(Dataset records)
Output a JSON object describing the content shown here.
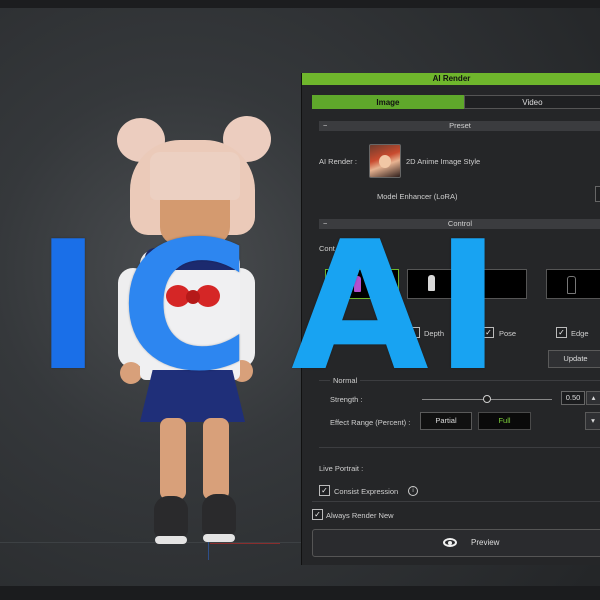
{
  "overlay": {
    "letter_i": "I",
    "letter_c": "C",
    "letter_ai": "AI",
    "colors": {
      "letter_i": "#1a6fe8",
      "letter_c": "#2d86f0",
      "letter_ai": "#18a3f2"
    }
  },
  "panel": {
    "title": "AI Render",
    "tabs": [
      {
        "label": "Image",
        "active": true
      },
      {
        "label": "Video",
        "active": false
      }
    ],
    "preset": {
      "section_label": "Preset",
      "ai_render_label": "AI Render :",
      "style_name": "2D Anime Image Style",
      "model_enhancer_label": "Model Enhancer (LoRA)"
    },
    "control": {
      "section_label": "Control",
      "row_label": "Cont",
      "options": [
        {
          "label": "Depth",
          "checked": false
        },
        {
          "label": "Pose",
          "checked": true
        },
        {
          "label": "Edge",
          "checked": true
        }
      ],
      "update_label": "Update"
    },
    "normal": {
      "group_label": "Normal",
      "strength_label": "Strength :",
      "strength_value": "0.50",
      "strength_fraction": 0.5,
      "effect_range_label": "Effect Range (Percent) :",
      "partial_label": "Partial",
      "full_label": "Full",
      "dropdown_arrow": "▾"
    },
    "live_portrait": {
      "label": "Live Portrait :",
      "consist_expression_label": "Consist Expression",
      "info_glyph": "i",
      "consist_checked": true
    },
    "always_render_new": {
      "label": "Always Render New",
      "checked": true
    },
    "preview_label": "Preview",
    "colors": {
      "accent": "#6fb62c",
      "background": "#252628"
    }
  }
}
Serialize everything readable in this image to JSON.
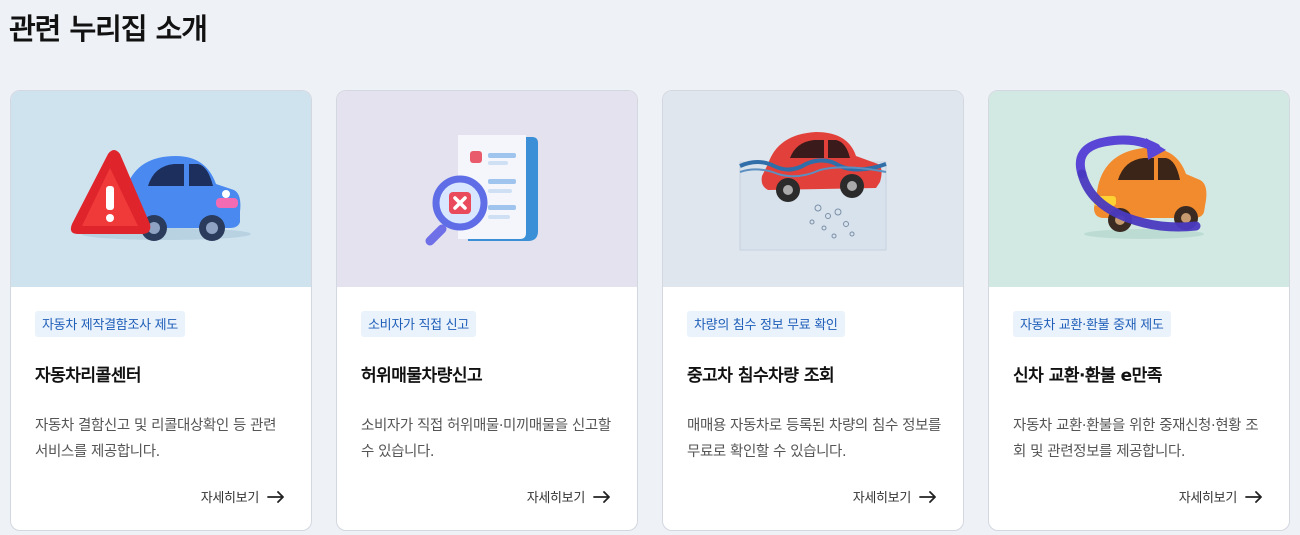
{
  "section": {
    "title": "관련 누리집 소개"
  },
  "cards": [
    {
      "visual_bg": "#cfe3ef",
      "illustration": "car-warning-icon",
      "tag": "자동차 제작결함조사 제도",
      "title": "자동차리콜센터",
      "description": "자동차 결함신고 및 리콜대상확인 등 관련 서비스를 제공합니다.",
      "link_label": "자세히보기",
      "link_icon": "arrow-right-icon"
    },
    {
      "visual_bg": "#e4e2ee",
      "illustration": "document-search-icon",
      "tag": "소비자가 직접 신고",
      "title": "허위매물차량신고",
      "description": "소비자가 직접 허위매물·미끼매물을 신고할 수 있습니다.",
      "link_label": "자세히보기",
      "link_icon": "arrow-right-icon"
    },
    {
      "visual_bg": "#dfe6ee",
      "illustration": "flooded-car-icon",
      "tag": "차량의 침수 정보 무료 확인",
      "title": "중고차 침수차량 조회",
      "description": "매매용 자동차로 등록된 차량의 침수 정보를 무료로 확인할 수 있습니다.",
      "link_label": "자세히보기",
      "link_icon": "arrow-right-icon"
    },
    {
      "visual_bg": "#d2e9e3",
      "illustration": "car-exchange-icon",
      "tag": "자동차 교환·환불 중재 제도",
      "title": "신차 교환·환불 e만족",
      "description": "자동차 교환·환불을 위한 중재신청·현황 조회 및 관련정보를 제공합니다.",
      "link_label": "자세히보기",
      "link_icon": "arrow-right-icon"
    }
  ]
}
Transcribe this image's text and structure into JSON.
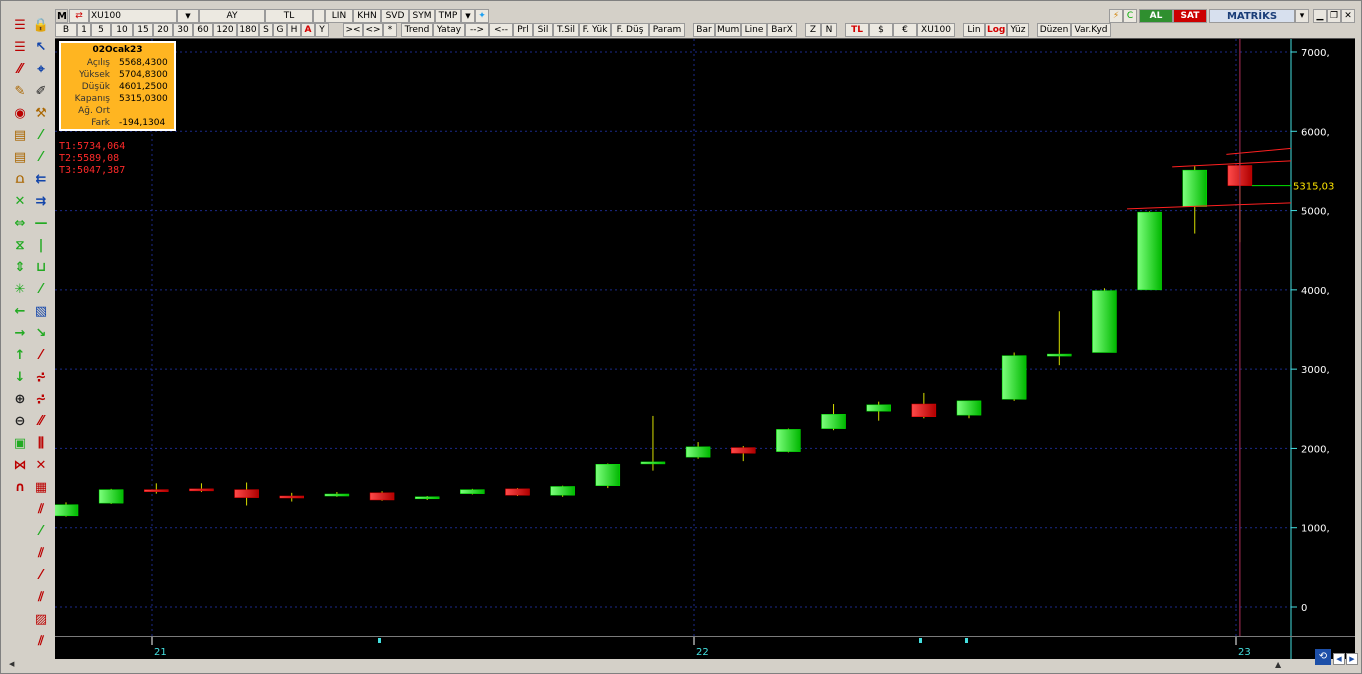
{
  "toolbar_top": {
    "m_label": "M",
    "symbol": "XU100",
    "period": "AY",
    "currency": "TL",
    "scale": "LIN",
    "khn": "KHN",
    "svd": "SVD",
    "sym": "SYM",
    "tmp": "TMP",
    "al": "AL",
    "sat": "SAT",
    "brand": "MATRİKS"
  },
  "toolbar_second": {
    "b": "B",
    "intervals": [
      "1",
      "5",
      "10",
      "15",
      "20",
      "30",
      "60",
      "120",
      "180",
      "S",
      "G",
      "H",
      "A",
      "Y"
    ],
    "nav_items": [
      "><",
      "<>",
      "*"
    ],
    "tools": [
      "Trend",
      "Yatay",
      "-->",
      "<--",
      "Prl",
      "Sil",
      "T.Sil",
      "F. Yük",
      "F. Düş",
      "Param"
    ],
    "chart_types": [
      "Bar",
      "Mum",
      "Line",
      "BarX"
    ],
    "zn": [
      "Z",
      "N"
    ],
    "currencies": [
      "TL",
      "$",
      "€"
    ],
    "index_symbol": "XU100",
    "scales": [
      "Lin",
      "Log",
      "Yüz"
    ],
    "edit": [
      "Düzen",
      "Var.Kyd"
    ]
  },
  "info_box": {
    "date": "02Ocak23",
    "rows": [
      {
        "label": "Açılış",
        "value": "5568,4300"
      },
      {
        "label": "Yüksek",
        "value": "5704,8300"
      },
      {
        "label": "Düşük",
        "value": "4601,2500"
      },
      {
        "label": "Kapanış",
        "value": "5315,0300"
      },
      {
        "label": "Ağ. Ort",
        "value": ""
      },
      {
        "label": "Fark",
        "value": "-194,1304"
      }
    ]
  },
  "trend_levels": [
    "T1:5734,064",
    "T2:5589,08",
    "T3:5047,387"
  ],
  "chart_data": {
    "type": "candlestick",
    "x_labels": [
      "21",
      "22",
      "23"
    ],
    "ylim": [
      -300,
      7200
    ],
    "y_ticks": [
      7000,
      6000,
      5000,
      4000,
      3000,
      2000,
      1000,
      0
    ],
    "y_tick_labels": [
      "7000,",
      "6000,",
      "5000,",
      "4000,",
      "3000,",
      "2000,",
      "1000,",
      "0"
    ],
    "last_price_label": "5315,03",
    "last_price": 5315.03,
    "trend_lines": [
      5734.064,
      5589.08,
      5047.387
    ],
    "candles": [
      {
        "o": 1150,
        "h": 1320,
        "l": 1140,
        "c": 1290
      },
      {
        "o": 1310,
        "h": 1490,
        "l": 1300,
        "c": 1480
      },
      {
        "o": 1480,
        "h": 1560,
        "l": 1430,
        "c": 1470
      },
      {
        "o": 1490,
        "h": 1560,
        "l": 1450,
        "c": 1470
      },
      {
        "o": 1480,
        "h": 1570,
        "l": 1280,
        "c": 1380
      },
      {
        "o": 1400,
        "h": 1440,
        "l": 1330,
        "c": 1390
      },
      {
        "o": 1410,
        "h": 1450,
        "l": 1390,
        "c": 1425
      },
      {
        "o": 1440,
        "h": 1460,
        "l": 1340,
        "c": 1350
      },
      {
        "o": 1370,
        "h": 1400,
        "l": 1350,
        "c": 1390
      },
      {
        "o": 1430,
        "h": 1490,
        "l": 1420,
        "c": 1480
      },
      {
        "o": 1490,
        "h": 1500,
        "l": 1400,
        "c": 1410
      },
      {
        "o": 1410,
        "h": 1530,
        "l": 1390,
        "c": 1520
      },
      {
        "o": 1530,
        "h": 1810,
        "l": 1500,
        "c": 1800
      },
      {
        "o": 1810,
        "h": 2410,
        "l": 1720,
        "c": 1830
      },
      {
        "o": 1890,
        "h": 2080,
        "l": 1870,
        "c": 2020
      },
      {
        "o": 2010,
        "h": 2030,
        "l": 1840,
        "c": 1940
      },
      {
        "o": 1960,
        "h": 2250,
        "l": 1950,
        "c": 2240
      },
      {
        "o": 2250,
        "h": 2560,
        "l": 2230,
        "c": 2430
      },
      {
        "o": 2470,
        "h": 2590,
        "l": 2350,
        "c": 2550
      },
      {
        "o": 2560,
        "h": 2700,
        "l": 2380,
        "c": 2400
      },
      {
        "o": 2420,
        "h": 2600,
        "l": 2380,
        "c": 2600
      },
      {
        "o": 2620,
        "h": 3210,
        "l": 2600,
        "c": 3170
      },
      {
        "o": 3170,
        "h": 3730,
        "l": 3050,
        "c": 3190
      },
      {
        "o": 3210,
        "h": 4020,
        "l": 3210,
        "c": 3990
      },
      {
        "o": 4000,
        "h": 4990,
        "l": 4000,
        "c": 4980
      },
      {
        "o": 5050,
        "h": 5560,
        "l": 4710,
        "c": 5510
      },
      {
        "o": 5568.43,
        "h": 5704.83,
        "l": 4601.25,
        "c": 5315.03
      }
    ]
  },
  "colors": {
    "up": "#00e600",
    "down": "#e00000",
    "axis_text": "#44e0e0",
    "grid": "#1b2a8a",
    "trend": "#ff2020",
    "last_price": "#ffe600",
    "info_bg": "#ffb521"
  }
}
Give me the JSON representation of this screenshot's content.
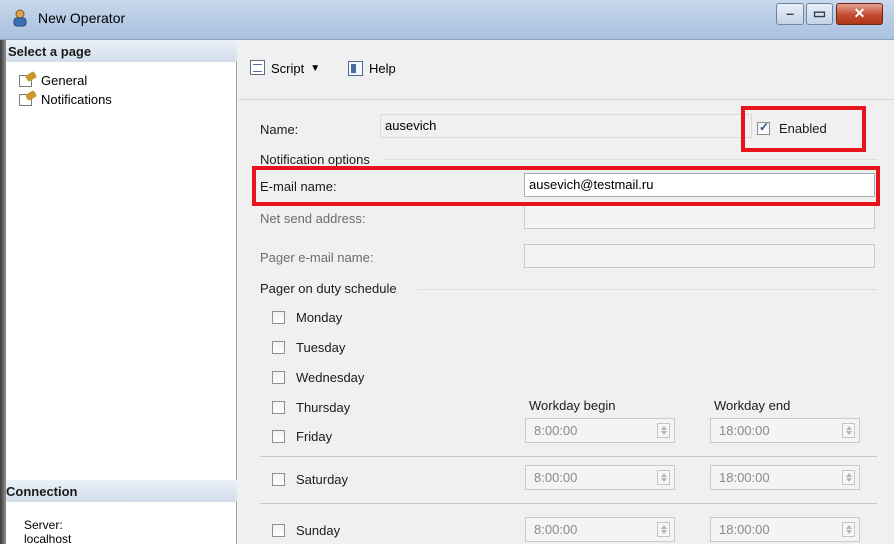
{
  "window": {
    "title": "New Operator",
    "accent_color": "#e8141d"
  },
  "left_panel": {
    "select_page_header": "Select a page",
    "pages": [
      {
        "label": "General",
        "icon": "page-wrench-icon"
      },
      {
        "label": "Notifications",
        "icon": "page-wrench-icon"
      }
    ],
    "connection_header": "Connection",
    "server_label": "Server:",
    "server_value": "localhost"
  },
  "toolbar": {
    "script_label": "Script",
    "help_label": "Help"
  },
  "form": {
    "name_label": "Name:",
    "name_value": "ausevich",
    "enabled_label": "Enabled",
    "enabled_checked": true,
    "notification_group": "Notification options",
    "email_label": "E-mail name:",
    "email_value": "ausevich@testmail.ru",
    "net_send_label": "Net send address:",
    "net_send_value": "",
    "pager_email_label": "Pager e-mail name:",
    "pager_email_value": "",
    "pager_group": "Pager on duty schedule",
    "days": [
      {
        "label": "Monday",
        "checked": false
      },
      {
        "label": "Tuesday",
        "checked": false
      },
      {
        "label": "Wednesday",
        "checked": false
      },
      {
        "label": "Thursday",
        "checked": false
      },
      {
        "label": "Friday",
        "checked": false
      },
      {
        "label": "Saturday",
        "checked": false
      },
      {
        "label": "Sunday",
        "checked": false
      }
    ],
    "workday_begin_label": "Workday begin",
    "workday_end_label": "Workday end",
    "weekday_begin": "8:00:00",
    "weekday_end": "18:00:00",
    "saturday_begin": "8:00:00",
    "saturday_end": "18:00:00",
    "sunday_begin": "8:00:00",
    "sunday_end": "18:00:00"
  }
}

EXERCISE:
In the entries above, identify every line with the word "options". Copy those lines.

PROBLEM SOLUTION:
      "options": [
    "notification_group": "Notification options",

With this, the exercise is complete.